STATED TASK: Reproduce the complete listing without any deviation.

##### RECORD EXTRACTS #####

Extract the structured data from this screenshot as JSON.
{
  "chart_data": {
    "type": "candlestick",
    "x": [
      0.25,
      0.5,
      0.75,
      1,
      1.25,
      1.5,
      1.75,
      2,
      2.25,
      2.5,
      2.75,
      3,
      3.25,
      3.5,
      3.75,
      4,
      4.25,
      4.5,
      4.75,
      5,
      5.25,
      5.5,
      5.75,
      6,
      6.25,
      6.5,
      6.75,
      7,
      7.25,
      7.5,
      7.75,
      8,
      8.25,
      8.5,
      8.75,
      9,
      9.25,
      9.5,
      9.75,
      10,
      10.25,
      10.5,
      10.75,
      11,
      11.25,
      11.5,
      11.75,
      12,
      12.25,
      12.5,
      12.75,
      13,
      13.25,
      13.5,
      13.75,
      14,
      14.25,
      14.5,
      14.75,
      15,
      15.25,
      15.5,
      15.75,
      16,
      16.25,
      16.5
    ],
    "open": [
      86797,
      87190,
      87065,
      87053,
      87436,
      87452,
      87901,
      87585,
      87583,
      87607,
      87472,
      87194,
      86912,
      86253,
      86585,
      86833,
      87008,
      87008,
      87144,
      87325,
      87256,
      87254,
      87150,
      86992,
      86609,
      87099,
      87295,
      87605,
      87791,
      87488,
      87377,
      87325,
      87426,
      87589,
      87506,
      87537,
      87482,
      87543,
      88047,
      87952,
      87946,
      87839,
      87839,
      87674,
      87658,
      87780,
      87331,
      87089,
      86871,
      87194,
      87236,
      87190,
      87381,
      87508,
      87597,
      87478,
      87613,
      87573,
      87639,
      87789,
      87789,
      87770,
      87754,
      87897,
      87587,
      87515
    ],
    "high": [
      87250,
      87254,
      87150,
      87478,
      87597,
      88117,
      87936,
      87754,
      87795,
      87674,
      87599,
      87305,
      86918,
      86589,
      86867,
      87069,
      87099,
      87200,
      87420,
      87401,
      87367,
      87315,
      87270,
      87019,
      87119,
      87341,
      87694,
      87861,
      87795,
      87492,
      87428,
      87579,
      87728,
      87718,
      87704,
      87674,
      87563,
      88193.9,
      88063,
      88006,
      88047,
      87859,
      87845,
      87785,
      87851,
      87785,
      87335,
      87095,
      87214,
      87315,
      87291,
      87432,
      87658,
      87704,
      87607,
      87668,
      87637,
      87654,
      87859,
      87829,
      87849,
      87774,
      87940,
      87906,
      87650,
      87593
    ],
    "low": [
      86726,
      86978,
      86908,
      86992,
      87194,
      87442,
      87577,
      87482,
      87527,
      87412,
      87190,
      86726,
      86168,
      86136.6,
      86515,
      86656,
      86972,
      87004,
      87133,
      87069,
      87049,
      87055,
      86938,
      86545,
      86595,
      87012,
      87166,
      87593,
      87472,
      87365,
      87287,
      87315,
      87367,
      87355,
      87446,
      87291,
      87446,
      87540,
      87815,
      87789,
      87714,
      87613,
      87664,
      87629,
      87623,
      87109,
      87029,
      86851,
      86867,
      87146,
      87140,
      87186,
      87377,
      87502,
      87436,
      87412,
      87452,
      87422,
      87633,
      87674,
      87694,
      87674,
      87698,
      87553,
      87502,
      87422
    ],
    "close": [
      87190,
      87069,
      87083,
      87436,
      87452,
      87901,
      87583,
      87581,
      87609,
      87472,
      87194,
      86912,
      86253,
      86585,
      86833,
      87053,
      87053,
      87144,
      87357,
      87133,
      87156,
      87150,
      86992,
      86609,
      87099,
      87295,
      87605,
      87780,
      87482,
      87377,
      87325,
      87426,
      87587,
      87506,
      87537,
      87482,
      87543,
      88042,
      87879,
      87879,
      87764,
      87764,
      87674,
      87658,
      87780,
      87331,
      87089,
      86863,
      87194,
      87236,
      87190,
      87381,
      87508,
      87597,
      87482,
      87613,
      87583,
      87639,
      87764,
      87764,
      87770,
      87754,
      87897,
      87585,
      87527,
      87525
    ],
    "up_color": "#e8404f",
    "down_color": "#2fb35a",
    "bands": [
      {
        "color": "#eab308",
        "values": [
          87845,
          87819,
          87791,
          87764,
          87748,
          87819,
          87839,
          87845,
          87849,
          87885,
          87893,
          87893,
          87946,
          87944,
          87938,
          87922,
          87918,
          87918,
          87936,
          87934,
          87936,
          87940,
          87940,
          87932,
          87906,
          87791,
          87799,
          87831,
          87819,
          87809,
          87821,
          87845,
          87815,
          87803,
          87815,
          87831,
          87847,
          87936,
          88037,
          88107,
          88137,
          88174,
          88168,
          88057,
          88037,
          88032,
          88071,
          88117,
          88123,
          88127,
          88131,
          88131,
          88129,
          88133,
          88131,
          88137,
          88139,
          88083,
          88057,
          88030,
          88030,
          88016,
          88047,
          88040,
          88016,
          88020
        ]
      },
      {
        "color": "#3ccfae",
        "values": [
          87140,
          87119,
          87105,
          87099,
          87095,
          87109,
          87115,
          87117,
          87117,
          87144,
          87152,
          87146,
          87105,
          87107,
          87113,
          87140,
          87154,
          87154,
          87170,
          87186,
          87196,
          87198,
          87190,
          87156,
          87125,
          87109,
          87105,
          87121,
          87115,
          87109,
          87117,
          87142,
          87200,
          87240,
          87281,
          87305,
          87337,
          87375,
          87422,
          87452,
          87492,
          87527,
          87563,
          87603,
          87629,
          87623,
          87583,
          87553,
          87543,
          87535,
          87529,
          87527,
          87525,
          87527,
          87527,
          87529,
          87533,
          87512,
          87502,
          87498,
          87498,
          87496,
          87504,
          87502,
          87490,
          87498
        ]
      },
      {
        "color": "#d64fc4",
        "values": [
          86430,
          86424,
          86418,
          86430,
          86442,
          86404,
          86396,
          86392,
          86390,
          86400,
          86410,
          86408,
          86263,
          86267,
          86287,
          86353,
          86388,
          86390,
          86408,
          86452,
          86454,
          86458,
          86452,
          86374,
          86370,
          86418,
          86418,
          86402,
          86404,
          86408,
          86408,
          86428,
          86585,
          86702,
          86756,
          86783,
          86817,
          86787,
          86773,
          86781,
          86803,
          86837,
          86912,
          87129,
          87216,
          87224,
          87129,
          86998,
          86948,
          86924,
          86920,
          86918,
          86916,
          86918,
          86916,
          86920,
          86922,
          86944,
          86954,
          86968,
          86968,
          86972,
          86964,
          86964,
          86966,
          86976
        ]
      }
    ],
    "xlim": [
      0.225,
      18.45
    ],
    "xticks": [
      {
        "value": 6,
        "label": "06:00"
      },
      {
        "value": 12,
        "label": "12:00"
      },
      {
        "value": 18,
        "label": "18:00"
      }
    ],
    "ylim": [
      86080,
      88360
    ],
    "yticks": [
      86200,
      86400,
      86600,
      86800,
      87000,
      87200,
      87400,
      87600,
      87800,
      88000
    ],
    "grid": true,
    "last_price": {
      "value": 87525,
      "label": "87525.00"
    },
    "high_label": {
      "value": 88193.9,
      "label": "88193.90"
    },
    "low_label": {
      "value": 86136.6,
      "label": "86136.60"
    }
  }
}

#####

REPLY TO THE TASK:
Extract the structured data from this screenshot as JSON.
{
  "chart_data": {
    "type": "candlestick",
    "x": [
      0.25,
      0.5,
      0.75,
      1,
      1.25,
      1.5,
      1.75,
      2,
      2.25,
      2.5,
      2.75,
      3,
      3.25,
      3.5,
      3.75,
      4,
      4.25,
      4.5,
      4.75,
      5,
      5.25,
      5.5,
      5.75,
      6,
      6.25,
      6.5,
      6.75,
      7,
      7.25,
      7.5,
      7.75,
      8,
      8.25,
      8.5,
      8.75,
      9,
      9.25,
      9.5,
      9.75,
      10,
      10.25,
      10.5,
      10.75,
      11,
      11.25,
      11.5,
      11.75,
      12,
      12.25,
      12.5,
      12.75,
      13,
      13.25,
      13.5,
      13.75,
      14,
      14.25,
      14.5,
      14.75,
      15,
      15.25,
      15.5,
      15.75,
      16,
      16.25,
      16.5
    ],
    "open": [
      86797,
      87190,
      87065,
      87053,
      87436,
      87452,
      87901,
      87585,
      87583,
      87607,
      87472,
      87194,
      86912,
      86253,
      86585,
      86833,
      87008,
      87008,
      87144,
      87325,
      87256,
      87254,
      87150,
      86992,
      86609,
      87099,
      87295,
      87605,
      87791,
      87488,
      87377,
      87325,
      87426,
      87589,
      87506,
      87537,
      87482,
      87543,
      88047,
      87952,
      87946,
      87839,
      87839,
      87674,
      87658,
      87780,
      87331,
      87089,
      86871,
      87194,
      87236,
      87190,
      87381,
      87508,
      87597,
      87478,
      87613,
      87573,
      87639,
      87789,
      87789,
      87770,
      87754,
      87897,
      87587,
      87515
    ],
    "high": [
      87250,
      87254,
      87150,
      87478,
      87597,
      88117,
      87936,
      87754,
      87795,
      87674,
      87599,
      87305,
      86918,
      86589,
      86867,
      87069,
      87099,
      87200,
      87420,
      87401,
      87367,
      87315,
      87270,
      87019,
      87119,
      87341,
      87694,
      87861,
      87795,
      87492,
      87428,
      87579,
      87728,
      87718,
      87704,
      87674,
      87563,
      88193.9,
      88063,
      88006,
      88047,
      87859,
      87845,
      87785,
      87851,
      87785,
      87335,
      87095,
      87214,
      87315,
      87291,
      87432,
      87658,
      87704,
      87607,
      87668,
      87637,
      87654,
      87859,
      87829,
      87849,
      87774,
      87940,
      87906,
      87650,
      87593
    ],
    "low": [
      86726,
      86978,
      86908,
      86992,
      87194,
      87442,
      87577,
      87482,
      87527,
      87412,
      87190,
      86726,
      86168,
      86136.6,
      86515,
      86656,
      86972,
      87004,
      87133,
      87069,
      87049,
      87055,
      86938,
      86545,
      86595,
      87012,
      87166,
      87593,
      87472,
      87365,
      87287,
      87315,
      87367,
      87355,
      87446,
      87291,
      87446,
      87540,
      87815,
      87789,
      87714,
      87613,
      87664,
      87629,
      87623,
      87109,
      87029,
      86851,
      86867,
      87146,
      87140,
      87186,
      87377,
      87502,
      87436,
      87412,
      87452,
      87422,
      87633,
      87674,
      87694,
      87674,
      87698,
      87553,
      87502,
      87422
    ],
    "close": [
      87190,
      87069,
      87083,
      87436,
      87452,
      87901,
      87583,
      87581,
      87609,
      87472,
      87194,
      86912,
      86253,
      86585,
      86833,
      87053,
      87053,
      87144,
      87357,
      87133,
      87156,
      87150,
      86992,
      86609,
      87099,
      87295,
      87605,
      87780,
      87482,
      87377,
      87325,
      87426,
      87587,
      87506,
      87537,
      87482,
      87543,
      88042,
      87879,
      87879,
      87764,
      87764,
      87674,
      87658,
      87780,
      87331,
      87089,
      86863,
      87194,
      87236,
      87190,
      87381,
      87508,
      87597,
      87482,
      87613,
      87583,
      87639,
      87764,
      87764,
      87770,
      87754,
      87897,
      87585,
      87527,
      87525
    ],
    "up_color": "#e8404f",
    "down_color": "#2fb35a",
    "bands": [
      {
        "color": "#eab308",
        "values": [
          87845,
          87819,
          87791,
          87764,
          87748,
          87819,
          87839,
          87845,
          87849,
          87885,
          87893,
          87893,
          87946,
          87944,
          87938,
          87922,
          87918,
          87918,
          87936,
          87934,
          87936,
          87940,
          87940,
          87932,
          87906,
          87791,
          87799,
          87831,
          87819,
          87809,
          87821,
          87845,
          87815,
          87803,
          87815,
          87831,
          87847,
          87936,
          88037,
          88107,
          88137,
          88174,
          88168,
          88057,
          88037,
          88032,
          88071,
          88117,
          88123,
          88127,
          88131,
          88131,
          88129,
          88133,
          88131,
          88137,
          88139,
          88083,
          88057,
          88030,
          88030,
          88016,
          88047,
          88040,
          88016,
          88020
        ]
      },
      {
        "color": "#3ccfae",
        "values": [
          87140,
          87119,
          87105,
          87099,
          87095,
          87109,
          87115,
          87117,
          87117,
          87144,
          87152,
          87146,
          87105,
          87107,
          87113,
          87140,
          87154,
          87154,
          87170,
          87186,
          87196,
          87198,
          87190,
          87156,
          87125,
          87109,
          87105,
          87121,
          87115,
          87109,
          87117,
          87142,
          87200,
          87240,
          87281,
          87305,
          87337,
          87375,
          87422,
          87452,
          87492,
          87527,
          87563,
          87603,
          87629,
          87623,
          87583,
          87553,
          87543,
          87535,
          87529,
          87527,
          87525,
          87527,
          87527,
          87529,
          87533,
          87512,
          87502,
          87498,
          87498,
          87496,
          87504,
          87502,
          87490,
          87498
        ]
      },
      {
        "color": "#d64fc4",
        "values": [
          86430,
          86424,
          86418,
          86430,
          86442,
          86404,
          86396,
          86392,
          86390,
          86400,
          86410,
          86408,
          86263,
          86267,
          86287,
          86353,
          86388,
          86390,
          86408,
          86452,
          86454,
          86458,
          86452,
          86374,
          86370,
          86418,
          86418,
          86402,
          86404,
          86408,
          86408,
          86428,
          86585,
          86702,
          86756,
          86783,
          86817,
          86787,
          86773,
          86781,
          86803,
          86837,
          86912,
          87129,
          87216,
          87224,
          87129,
          86998,
          86948,
          86924,
          86920,
          86918,
          86916,
          86918,
          86916,
          86920,
          86922,
          86944,
          86954,
          86968,
          86968,
          86972,
          86964,
          86964,
          86966,
          86976
        ]
      }
    ],
    "xlim": [
      0.225,
      18.45
    ],
    "xticks": [
      {
        "value": 6,
        "label": "06:00"
      },
      {
        "value": 12,
        "label": "12:00"
      },
      {
        "value": 18,
        "label": "18:00"
      }
    ],
    "ylim": [
      86080,
      88360
    ],
    "yticks": [
      86200,
      86400,
      86600,
      86800,
      87000,
      87200,
      87400,
      87600,
      87800,
      88000
    ],
    "grid": true,
    "last_price": {
      "value": 87525,
      "label": "87525.00"
    },
    "high_label": {
      "value": 88193.9,
      "label": "88193.90"
    },
    "low_label": {
      "value": 86136.6,
      "label": "86136.60"
    }
  }
}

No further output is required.